--- Provided data ---

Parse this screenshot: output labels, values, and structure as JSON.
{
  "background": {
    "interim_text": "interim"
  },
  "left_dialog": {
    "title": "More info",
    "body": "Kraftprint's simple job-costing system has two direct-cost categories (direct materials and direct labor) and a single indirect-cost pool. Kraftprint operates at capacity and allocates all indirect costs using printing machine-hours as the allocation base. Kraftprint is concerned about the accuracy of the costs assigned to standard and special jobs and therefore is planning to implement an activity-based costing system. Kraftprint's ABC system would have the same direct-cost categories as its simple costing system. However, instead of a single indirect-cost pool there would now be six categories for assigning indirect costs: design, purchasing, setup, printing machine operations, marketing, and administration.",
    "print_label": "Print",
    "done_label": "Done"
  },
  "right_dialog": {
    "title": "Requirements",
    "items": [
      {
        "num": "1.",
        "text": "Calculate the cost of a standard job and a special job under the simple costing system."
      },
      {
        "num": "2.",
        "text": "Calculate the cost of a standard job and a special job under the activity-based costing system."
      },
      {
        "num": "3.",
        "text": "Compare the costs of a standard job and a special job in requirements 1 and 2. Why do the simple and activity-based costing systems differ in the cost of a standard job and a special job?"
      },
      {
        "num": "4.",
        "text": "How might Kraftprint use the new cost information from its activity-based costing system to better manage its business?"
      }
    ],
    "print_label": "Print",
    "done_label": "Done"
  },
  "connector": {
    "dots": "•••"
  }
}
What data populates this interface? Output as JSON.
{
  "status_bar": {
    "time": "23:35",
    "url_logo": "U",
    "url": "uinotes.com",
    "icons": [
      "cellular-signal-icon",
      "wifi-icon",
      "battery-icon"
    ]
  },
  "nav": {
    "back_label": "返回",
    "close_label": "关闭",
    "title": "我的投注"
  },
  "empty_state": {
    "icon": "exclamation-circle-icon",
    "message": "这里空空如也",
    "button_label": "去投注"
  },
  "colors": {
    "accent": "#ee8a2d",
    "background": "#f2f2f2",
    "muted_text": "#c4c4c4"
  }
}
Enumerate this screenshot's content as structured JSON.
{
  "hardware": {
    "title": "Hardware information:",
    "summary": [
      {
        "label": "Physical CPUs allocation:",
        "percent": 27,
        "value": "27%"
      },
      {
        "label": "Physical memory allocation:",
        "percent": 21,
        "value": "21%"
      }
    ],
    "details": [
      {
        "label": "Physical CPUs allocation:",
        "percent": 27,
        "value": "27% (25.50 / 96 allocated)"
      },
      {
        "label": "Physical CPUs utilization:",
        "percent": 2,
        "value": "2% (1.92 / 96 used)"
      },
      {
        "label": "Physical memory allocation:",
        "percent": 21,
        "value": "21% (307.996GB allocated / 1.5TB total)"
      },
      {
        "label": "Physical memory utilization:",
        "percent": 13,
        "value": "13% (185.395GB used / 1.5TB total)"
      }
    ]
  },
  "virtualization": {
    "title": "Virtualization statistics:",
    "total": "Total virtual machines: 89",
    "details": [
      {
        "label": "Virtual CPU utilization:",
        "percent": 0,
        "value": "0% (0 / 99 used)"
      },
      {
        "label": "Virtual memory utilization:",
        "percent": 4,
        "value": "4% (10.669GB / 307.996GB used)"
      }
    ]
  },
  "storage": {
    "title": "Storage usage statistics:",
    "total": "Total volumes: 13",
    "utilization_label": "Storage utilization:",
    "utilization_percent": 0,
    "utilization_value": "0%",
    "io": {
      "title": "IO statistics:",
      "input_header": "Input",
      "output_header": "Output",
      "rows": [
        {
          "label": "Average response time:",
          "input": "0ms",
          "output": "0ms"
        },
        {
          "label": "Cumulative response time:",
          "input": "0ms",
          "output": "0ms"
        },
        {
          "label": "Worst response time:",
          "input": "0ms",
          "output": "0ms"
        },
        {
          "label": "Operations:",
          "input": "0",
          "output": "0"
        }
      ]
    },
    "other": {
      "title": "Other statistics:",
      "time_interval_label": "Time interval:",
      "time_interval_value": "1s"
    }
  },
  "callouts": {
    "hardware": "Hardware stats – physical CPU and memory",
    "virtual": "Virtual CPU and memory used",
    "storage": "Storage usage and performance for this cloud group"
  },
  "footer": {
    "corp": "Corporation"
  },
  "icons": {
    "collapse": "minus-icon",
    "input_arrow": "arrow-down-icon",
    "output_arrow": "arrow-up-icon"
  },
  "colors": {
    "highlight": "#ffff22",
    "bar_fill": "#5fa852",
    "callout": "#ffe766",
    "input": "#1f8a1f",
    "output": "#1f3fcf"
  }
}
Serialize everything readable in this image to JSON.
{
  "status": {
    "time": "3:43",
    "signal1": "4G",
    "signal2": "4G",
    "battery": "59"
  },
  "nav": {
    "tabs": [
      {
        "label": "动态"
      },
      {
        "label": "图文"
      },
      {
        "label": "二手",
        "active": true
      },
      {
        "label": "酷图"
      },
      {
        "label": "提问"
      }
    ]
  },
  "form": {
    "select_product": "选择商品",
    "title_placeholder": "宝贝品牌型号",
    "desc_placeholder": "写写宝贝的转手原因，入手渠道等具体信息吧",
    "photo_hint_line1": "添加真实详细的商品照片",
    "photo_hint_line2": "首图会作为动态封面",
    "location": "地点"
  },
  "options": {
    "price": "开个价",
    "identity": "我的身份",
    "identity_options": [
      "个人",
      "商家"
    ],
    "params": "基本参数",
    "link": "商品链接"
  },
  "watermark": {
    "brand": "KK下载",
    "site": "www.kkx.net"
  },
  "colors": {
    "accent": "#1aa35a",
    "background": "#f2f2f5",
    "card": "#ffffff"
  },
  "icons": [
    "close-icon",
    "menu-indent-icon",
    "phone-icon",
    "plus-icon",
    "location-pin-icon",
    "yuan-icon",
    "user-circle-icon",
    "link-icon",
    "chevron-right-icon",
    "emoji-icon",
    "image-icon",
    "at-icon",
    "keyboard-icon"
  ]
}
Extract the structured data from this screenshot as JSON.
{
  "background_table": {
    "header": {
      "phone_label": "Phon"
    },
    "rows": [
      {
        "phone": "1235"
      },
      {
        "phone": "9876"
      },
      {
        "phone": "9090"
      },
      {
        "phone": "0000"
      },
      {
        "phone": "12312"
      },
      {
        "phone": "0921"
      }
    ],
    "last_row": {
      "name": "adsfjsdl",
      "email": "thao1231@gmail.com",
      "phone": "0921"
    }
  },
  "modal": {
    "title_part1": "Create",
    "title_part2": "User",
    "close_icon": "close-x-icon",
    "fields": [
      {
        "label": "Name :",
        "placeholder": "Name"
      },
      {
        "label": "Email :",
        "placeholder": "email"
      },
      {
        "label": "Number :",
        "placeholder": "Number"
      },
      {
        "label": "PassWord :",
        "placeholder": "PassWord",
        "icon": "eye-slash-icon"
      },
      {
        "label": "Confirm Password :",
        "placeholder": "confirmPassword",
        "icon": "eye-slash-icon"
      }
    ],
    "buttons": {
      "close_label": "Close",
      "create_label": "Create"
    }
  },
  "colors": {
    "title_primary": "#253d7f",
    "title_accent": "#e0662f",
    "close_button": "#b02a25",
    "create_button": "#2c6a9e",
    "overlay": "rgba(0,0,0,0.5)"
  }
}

---

### What is expected:
Collect each line of the entries that has the word "this", copying it in full.

### Written answer:
Parse this screenshot: output labels, values, and structure as JSON.
What data populates this interface? Output as JSON.
Enumerate this screenshot's content as structured JSON.
    "storage": "Storage usage and performance for this cloud group"
Serialize everything readable in this image to JSON.
Extract the structured data from this screenshot as JSON.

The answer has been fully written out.